- TO DO -
Write out every record in full, exactly as written, please.

══ DATASET RECORDS ══

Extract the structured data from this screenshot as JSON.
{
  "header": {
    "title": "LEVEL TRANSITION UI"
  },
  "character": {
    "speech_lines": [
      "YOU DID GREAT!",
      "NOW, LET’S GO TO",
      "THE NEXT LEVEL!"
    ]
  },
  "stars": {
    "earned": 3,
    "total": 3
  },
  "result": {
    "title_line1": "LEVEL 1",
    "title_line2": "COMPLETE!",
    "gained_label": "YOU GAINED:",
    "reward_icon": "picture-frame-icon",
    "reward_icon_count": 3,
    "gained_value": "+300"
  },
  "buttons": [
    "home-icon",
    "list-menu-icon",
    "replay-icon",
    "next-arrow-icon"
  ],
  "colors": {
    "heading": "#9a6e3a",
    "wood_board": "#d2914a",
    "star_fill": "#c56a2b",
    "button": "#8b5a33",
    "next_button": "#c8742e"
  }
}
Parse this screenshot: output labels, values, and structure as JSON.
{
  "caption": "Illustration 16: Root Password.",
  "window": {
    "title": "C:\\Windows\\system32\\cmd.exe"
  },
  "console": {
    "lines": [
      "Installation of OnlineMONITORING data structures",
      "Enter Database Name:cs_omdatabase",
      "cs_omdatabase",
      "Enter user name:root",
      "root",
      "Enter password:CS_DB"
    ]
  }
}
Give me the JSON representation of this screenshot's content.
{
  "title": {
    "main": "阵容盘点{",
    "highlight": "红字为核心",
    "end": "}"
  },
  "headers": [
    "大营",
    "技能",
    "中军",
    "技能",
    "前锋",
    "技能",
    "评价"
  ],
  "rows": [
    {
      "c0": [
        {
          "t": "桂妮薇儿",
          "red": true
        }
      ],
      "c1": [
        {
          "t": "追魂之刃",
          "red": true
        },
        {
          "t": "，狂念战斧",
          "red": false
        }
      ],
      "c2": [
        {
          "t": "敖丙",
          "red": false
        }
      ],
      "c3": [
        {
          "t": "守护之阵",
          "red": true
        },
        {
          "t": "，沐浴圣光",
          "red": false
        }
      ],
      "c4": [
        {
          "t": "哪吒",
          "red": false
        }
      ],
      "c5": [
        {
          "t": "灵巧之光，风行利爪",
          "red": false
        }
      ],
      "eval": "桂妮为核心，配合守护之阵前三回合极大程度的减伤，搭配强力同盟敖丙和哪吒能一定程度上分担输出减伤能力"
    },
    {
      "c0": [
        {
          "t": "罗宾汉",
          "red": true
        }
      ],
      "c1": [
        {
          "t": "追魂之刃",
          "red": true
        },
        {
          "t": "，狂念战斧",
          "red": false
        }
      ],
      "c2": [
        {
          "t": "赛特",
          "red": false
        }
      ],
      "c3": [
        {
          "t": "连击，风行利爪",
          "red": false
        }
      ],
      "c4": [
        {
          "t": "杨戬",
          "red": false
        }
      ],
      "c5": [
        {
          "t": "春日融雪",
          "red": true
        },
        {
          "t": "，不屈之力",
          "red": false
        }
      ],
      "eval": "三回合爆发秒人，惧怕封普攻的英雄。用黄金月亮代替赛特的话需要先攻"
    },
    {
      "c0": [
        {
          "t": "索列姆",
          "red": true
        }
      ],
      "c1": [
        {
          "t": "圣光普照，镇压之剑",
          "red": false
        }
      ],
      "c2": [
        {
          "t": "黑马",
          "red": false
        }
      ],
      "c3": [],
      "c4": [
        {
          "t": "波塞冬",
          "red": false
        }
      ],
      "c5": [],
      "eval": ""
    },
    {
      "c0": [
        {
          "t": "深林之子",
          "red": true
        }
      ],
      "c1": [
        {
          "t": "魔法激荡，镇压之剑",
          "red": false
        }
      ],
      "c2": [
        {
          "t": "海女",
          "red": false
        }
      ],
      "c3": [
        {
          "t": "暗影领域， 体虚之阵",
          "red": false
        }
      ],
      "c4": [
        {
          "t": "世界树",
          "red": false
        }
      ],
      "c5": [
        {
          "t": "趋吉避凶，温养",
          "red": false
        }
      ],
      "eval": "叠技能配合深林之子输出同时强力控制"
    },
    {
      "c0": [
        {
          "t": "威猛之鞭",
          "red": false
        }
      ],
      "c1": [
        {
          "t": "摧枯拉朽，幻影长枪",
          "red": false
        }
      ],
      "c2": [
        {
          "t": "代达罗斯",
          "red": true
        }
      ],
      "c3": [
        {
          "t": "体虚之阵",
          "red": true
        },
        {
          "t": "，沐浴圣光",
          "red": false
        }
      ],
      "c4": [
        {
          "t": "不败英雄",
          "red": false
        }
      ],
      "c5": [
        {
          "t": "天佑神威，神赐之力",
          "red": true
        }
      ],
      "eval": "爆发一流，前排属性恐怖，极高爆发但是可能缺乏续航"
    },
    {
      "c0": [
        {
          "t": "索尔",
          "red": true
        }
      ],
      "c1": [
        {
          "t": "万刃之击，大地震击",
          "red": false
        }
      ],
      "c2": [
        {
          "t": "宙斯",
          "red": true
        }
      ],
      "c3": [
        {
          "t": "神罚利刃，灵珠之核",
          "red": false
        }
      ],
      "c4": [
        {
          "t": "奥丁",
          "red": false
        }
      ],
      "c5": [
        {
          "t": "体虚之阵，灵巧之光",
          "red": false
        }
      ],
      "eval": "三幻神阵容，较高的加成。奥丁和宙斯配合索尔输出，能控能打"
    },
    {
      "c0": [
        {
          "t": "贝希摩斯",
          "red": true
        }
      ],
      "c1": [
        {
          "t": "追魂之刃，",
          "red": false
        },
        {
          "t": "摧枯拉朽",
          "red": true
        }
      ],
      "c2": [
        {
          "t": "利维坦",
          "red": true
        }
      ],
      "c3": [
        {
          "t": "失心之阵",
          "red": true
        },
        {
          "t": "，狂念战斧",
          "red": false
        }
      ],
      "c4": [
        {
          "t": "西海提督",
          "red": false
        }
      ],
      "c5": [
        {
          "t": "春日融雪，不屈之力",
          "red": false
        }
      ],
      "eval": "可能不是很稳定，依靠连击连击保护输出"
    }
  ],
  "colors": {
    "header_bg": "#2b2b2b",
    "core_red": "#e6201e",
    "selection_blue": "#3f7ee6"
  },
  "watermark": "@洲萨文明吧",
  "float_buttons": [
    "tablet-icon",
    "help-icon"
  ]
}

═══

- SOLUTION TO THE PROBLEM -
Extract the structured data from this screenshot as JSON.
{
  "header": {
    "title": "LEVEL TRANSITION UI"
  },
  "character": {
    "speech_lines": [
      "YOU DID GREAT!",
      "NOW, LET’S GO TO",
      "THE NEXT LEVEL!"
    ]
  },
  "stars": {
    "earned": 3,
    "total": 3
  },
  "result": {
    "title_line1": "LEVEL 1",
    "title_line2": "COMPLETE!",
    "gained_label": "YOU GAINED:",
    "reward_icon": "picture-frame-icon",
    "reward_icon_count": 3,
    "gained_value": "+300"
  },
  "buttons": [
    "home-icon",
    "list-menu-icon",
    "replay-icon",
    "next-arrow-icon"
  ],
  "colors": {
    "heading": "#9a6e3a",
    "wood_board": "#d2914a",
    "star_fill": "#c56a2b",
    "button": "#8b5a33",
    "next_button": "#c8742e"
  }
}
Parse this screenshot: output labels, values, and structure as JSON.
{
  "caption": "Illustration 16: Root Password.",
  "window": {
    "title": "C:\\Windows\\system32\\cmd.exe"
  },
  "console": {
    "lines": [
      "Installation of OnlineMONITORING data structures",
      "Enter Database Name:cs_omdatabase",
      "cs_omdatabase",
      "Enter user name:root",
      "root",
      "Enter password:CS_DB"
    ]
  }
}
Give me the JSON representation of this screenshot's content.
{
  "title": {
    "main": "阵容盘点{",
    "highlight": "红字为核心",
    "end": "}"
  },
  "headers": [
    "大营",
    "技能",
    "中军",
    "技能",
    "前锋",
    "技能",
    "评价"
  ],
  "rows": [
    {
      "c0": [
        {
          "t": "桂妮薇儿",
          "red": true
        }
      ],
      "c1": [
        {
          "t": "追魂之刃",
          "red": true
        },
        {
          "t": "，狂念战斧",
          "red": false
        }
      ],
      "c2": [
        {
          "t": "敖丙",
          "red": false
        }
      ],
      "c3": [
        {
          "t": "守护之阵",
          "red": true
        },
        {
          "t": "，沐浴圣光",
          "red": false
        }
      ],
      "c4": [
        {
          "t": "哪吒",
          "red": false
        }
      ],
      "c5": [
        {
          "t": "灵巧之光，风行利爪",
          "red": false
        }
      ],
      "eval": "桂妮为核心，配合守护之阵前三回合极大程度的减伤，搭配强力同盟敖丙和哪吒能一定程度上分担输出减伤能力"
    },
    {
      "c0": [
        {
          "t": "罗宾汉",
          "red": true
        }
      ],
      "c1": [
        {
          "t": "追魂之刃",
          "red": true
        },
        {
          "t": "，狂念战斧",
          "red": false
        }
      ],
      "c2": [
        {
          "t": "赛特",
          "red": false
        }
      ],
      "c3": [
        {
          "t": "连击，风行利爪",
          "red": false
        }
      ],
      "c4": [
        {
          "t": "杨戬",
          "red": false
        }
      ],
      "c5": [
        {
          "t": "春日融雪",
          "red": true
        },
        {
          "t": "，不屈之力",
          "red": false
        }
      ],
      "eval": "三回合爆发秒人，惧怕封普攻的英雄。用黄金月亮代替赛特的话需要先攻"
    },
    {
      "c0": [
        {
          "t": "索列姆",
          "red": true
        }
      ],
      "c1": [
        {
          "t": "圣光普照，镇压之剑",
          "red": false
        }
      ],
      "c2": [
        {
          "t": "黑马",
          "red": false
        }
      ],
      "c3": [],
      "c4": [
        {
          "t": "波塞冬",
          "red": false
        }
      ],
      "c5": [],
      "eval": ""
    },
    {
      "c0": [
        {
          "t": "深林之子",
          "red": true
        }
      ],
      "c1": [
        {
          "t": "魔法激荡，镇压之剑",
          "red": false
        }
      ],
      "c2": [
        {
          "t": "海女",
          "red": false
        }
      ],
      "c3": [
        {
          "t": "暗影领域， 体虚之阵",
          "red": false
        }
      ],
      "c4": [
        {
          "t": "世界树",
          "red": false
        }
      ],
      "c5": [
        {
          "t": "趋吉避凶，温养",
          "red": false
        }
      ],
      "eval": "叠技能配合深林之子输出同时强力控制"
    },
    {
      "c0": [
        {
          "t": "威猛之鞭",
          "red": false
        }
      ],
      "c1": [
        {
          "t": "摧枯拉朽，幻影长枪",
          "red": false
        }
      ],
      "c2": [
        {
          "t": "代达罗斯",
          "red": true
        }
      ],
      "c3": [
        {
          "t": "体虚之阵",
          "red": true
        },
        {
          "t": "，沐浴圣光",
          "red": false
        }
      ],
      "c4": [
        {
          "t": "不败英雄",
          "red": false
        }
      ],
      "c5": [
        {
          "t": "天佑神威，神赐之力",
          "red": true
        }
      ],
      "eval": "爆发一流，前排属性恐怖，极高爆发但是可能缺乏续航"
    },
    {
      "c0": [
        {
          "t": "索尔",
          "red": true
        }
      ],
      "c1": [
        {
          "t": "万刃之击，大地震击",
          "red": false
        }
      ],
      "c2": [
        {
          "t": "宙斯",
          "red": true
        }
      ],
      "c3": [
        {
          "t": "神罚利刃，灵珠之核",
          "red": false
        }
      ],
      "c4": [
        {
          "t": "奥丁",
          "red": false
        }
      ],
      "c5": [
        {
          "t": "体虚之阵，灵巧之光",
          "red": false
        }
      ],
      "eval": "三幻神阵容，较高的加成。奥丁和宙斯配合索尔输出，能控能打"
    },
    {
      "c0": [
        {
          "t": "贝希摩斯",
          "red": true
        }
      ],
      "c1": [
        {
          "t": "追魂之刃，",
          "red": false
        },
        {
          "t": "摧枯拉朽",
          "red": true
        }
      ],
      "c2": [
        {
          "t": "利维坦",
          "red": true
        }
      ],
      "c3": [
        {
          "t": "失心之阵",
          "red": true
        },
        {
          "t": "，狂念战斧",
          "red": false
        }
      ],
      "c4": [
        {
          "t": "西海提督",
          "red": false
        }
      ],
      "c5": [
        {
          "t": "春日融雪，不屈之力",
          "red": false
        }
      ],
      "eval": "可能不是很稳定，依靠连击连击保护输出"
    }
  ],
  "colors": {
    "header_bg": "#2b2b2b",
    "core_red": "#e6201e",
    "selection_blue": "#3f7ee6"
  },
  "watermark": "@洲萨文明吧",
  "float_buttons": [
    "tablet-icon",
    "help-icon"
  ]
}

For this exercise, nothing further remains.